Short problem: In your copy, reproduce the entries exactly as they are, minus the images.

Given data:
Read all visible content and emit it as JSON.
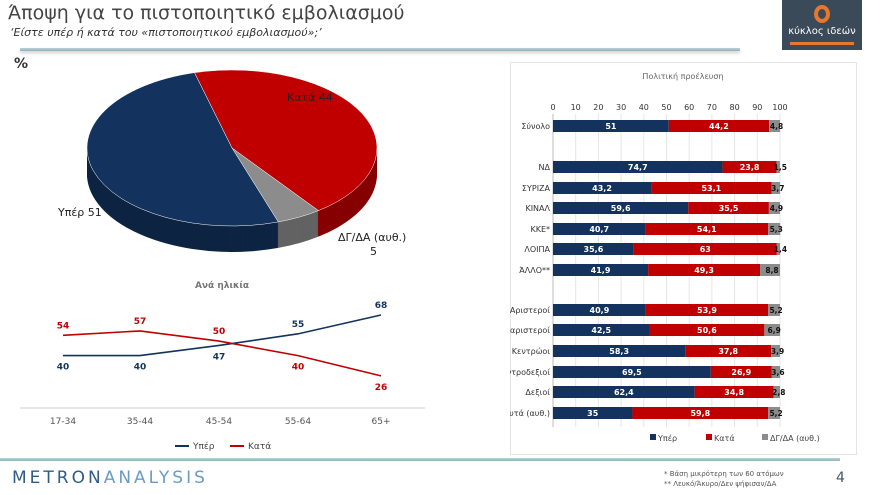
{
  "header": {
    "title": "Άποψη για το πιστοποιητικό εμβολιασμού",
    "subtitle": "‘Είστε υπέρ ή κατά του «πιστοποιητικού εμβολιασμού»;’",
    "percent_sign": "%"
  },
  "logo": {
    "text": "κύκλος ιδεών"
  },
  "colors": {
    "yper": "#13335e",
    "kata": "#c00000",
    "dk": "#8c8c8c"
  },
  "chart_data": [
    {
      "type": "pie",
      "slices": [
        {
          "label": "Κατά",
          "value": 44,
          "color": "#c00000"
        },
        {
          "label": "ΔΓ/ΔΑ (αυθ.)",
          "value": 5,
          "color": "#8c8c8c"
        },
        {
          "label": "Υπέρ",
          "value": 51,
          "color": "#13335e"
        }
      ],
      "labels": [
        "Κατά 44",
        "ΔΓ/ΔΑ (αυθ.)",
        "5",
        "Υπέρ 51"
      ]
    },
    {
      "type": "line",
      "title": "Ανά ηλικία",
      "categories": [
        "17-34",
        "35-44",
        "45-54",
        "55-64",
        "65+"
      ],
      "series": [
        {
          "name": "Υπέρ",
          "values": [
            40,
            40,
            47,
            55,
            68
          ],
          "color": "#13335e"
        },
        {
          "name": "Κατά",
          "values": [
            54,
            57,
            50,
            40,
            26
          ],
          "color": "#c00000"
        }
      ],
      "legend": "bottom",
      "grid": false
    },
    {
      "type": "bar",
      "stacked": true,
      "orientation": "horizontal",
      "title": "Πολιτική προέλευση",
      "xlim": [
        0,
        100
      ],
      "ticks": [
        "0",
        "10",
        "20",
        "30",
        "40",
        "50",
        "60",
        "70",
        "80",
        "90",
        "100"
      ],
      "categories": [
        "Σύνολο",
        "ΝΔ",
        "ΣΥΡΙΖΑ",
        "ΚΙΝΑΛ",
        "ΚΚΕ*",
        "ΛΟΙΠΑ",
        "ΆΛΛΟ**",
        "Αριστεροί",
        "Κεντροαριστεροί",
        "Κεντρώοι",
        "Κεντροδεξιοί",
        "Δεξιοί",
        "Τίποτα από αυτά (αυθ.)"
      ],
      "series": [
        {
          "name": "Υπέρ",
          "color": "#13335e",
          "values": [
            51,
            74.7,
            43.2,
            59.6,
            40.7,
            35.6,
            41.9,
            40.9,
            42.5,
            58.3,
            69.5,
            62.4,
            35
          ]
        },
        {
          "name": "Κατά",
          "color": "#c00000",
          "values": [
            44.2,
            23.8,
            53.1,
            35.5,
            54.1,
            63,
            49.3,
            53.9,
            50.6,
            37.8,
            26.9,
            34.8,
            59.8
          ]
        },
        {
          "name": "ΔΓ/ΔΑ (αυθ.)",
          "color": "#8c8c8c",
          "values": [
            4.8,
            1.5,
            3.7,
            4.9,
            5.3,
            1.4,
            8.8,
            5.2,
            6.9,
            3.9,
            3.6,
            2.8,
            5.2
          ]
        }
      ],
      "legend": "bottom",
      "grid": true
    }
  ],
  "footer": {
    "brand_a": "METRON",
    "brand_b": "ANALYSIS",
    "note1": "*  Βάση μικρότερη των 60 ατόμων",
    "note2": "** Λευκό/Άκυρο/Δεν ψήφισαν/ΔΑ",
    "page": "4"
  }
}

Completed task:
Read all visible content and emit it as JSON.
{
  "header": {
    "title": "Άποψη για το πιστοποιητικό εμβολιασμού",
    "subtitle": "‘Είστε υπέρ ή κατά του «πιστοποιητικού εμβολιασμού»;’",
    "percent_sign": "%"
  },
  "logo": {
    "text": "κύκλος ιδεών"
  },
  "colors": {
    "yper": "#13335e",
    "kata": "#c00000",
    "dk": "#8c8c8c"
  },
  "chart_data": [
    {
      "type": "pie",
      "slices": [
        {
          "label": "Κατά",
          "value": 44,
          "color": "#c00000"
        },
        {
          "label": "ΔΓ/ΔΑ (αυθ.)",
          "value": 5,
          "color": "#8c8c8c"
        },
        {
          "label": "Υπέρ",
          "value": 51,
          "color": "#13335e"
        }
      ],
      "labels": [
        "Κατά 44",
        "ΔΓ/ΔΑ (αυθ.)",
        "5",
        "Υπέρ 51"
      ]
    },
    {
      "type": "line",
      "title": "Ανά ηλικία",
      "categories": [
        "17-34",
        "35-44",
        "45-54",
        "55-64",
        "65+"
      ],
      "series": [
        {
          "name": "Υπέρ",
          "values": [
            40,
            40,
            47,
            55,
            68
          ],
          "color": "#13335e"
        },
        {
          "name": "Κατά",
          "values": [
            54,
            57,
            50,
            40,
            26
          ],
          "color": "#c00000"
        }
      ],
      "legend": "bottom",
      "grid": false
    },
    {
      "type": "bar",
      "stacked": true,
      "orientation": "horizontal",
      "title": "Πολιτική προέλευση",
      "xlim": [
        0,
        100
      ],
      "ticks": [
        "0",
        "10",
        "20",
        "30",
        "40",
        "50",
        "60",
        "70",
        "80",
        "90",
        "100"
      ],
      "categories": [
        "Σύνολο",
        "ΝΔ",
        "ΣΥΡΙΖΑ",
        "ΚΙΝΑΛ",
        "ΚΚΕ*",
        "ΛΟΙΠΑ",
        "ΆΛΛΟ**",
        "Αριστεροί",
        "Κεντροαριστεροί",
        "Κεντρώοι",
        "Κεντροδεξιοί",
        "Δεξιοί",
        "Τίποτα από αυτά (αυθ.)"
      ],
      "series": [
        {
          "name": "Υπέρ",
          "color": "#13335e",
          "values": [
            51,
            74.7,
            43.2,
            59.6,
            40.7,
            35.6,
            41.9,
            40.9,
            42.5,
            58.3,
            69.5,
            62.4,
            35
          ]
        },
        {
          "name": "Κατά",
          "color": "#c00000",
          "values": [
            44.2,
            23.8,
            53.1,
            35.5,
            54.1,
            63,
            49.3,
            53.9,
            50.6,
            37.8,
            26.9,
            34.8,
            59.8
          ]
        },
        {
          "name": "ΔΓ/ΔΑ (αυθ.)",
          "color": "#8c8c8c",
          "values": [
            4.8,
            1.5,
            3.7,
            4.9,
            5.3,
            1.4,
            8.8,
            5.2,
            6.9,
            3.9,
            3.6,
            2.8,
            5.2
          ]
        }
      ],
      "legend": "bottom",
      "grid": true
    }
  ],
  "footer": {
    "brand_a": "METRON",
    "brand_b": "ANALYSIS",
    "note1": "*  Βάση μικρότερη των 60 ατόμων",
    "note2": "** Λευκό/Άκυρο/Δεν ψήφισαν/ΔΑ",
    "page": "4"
  }
}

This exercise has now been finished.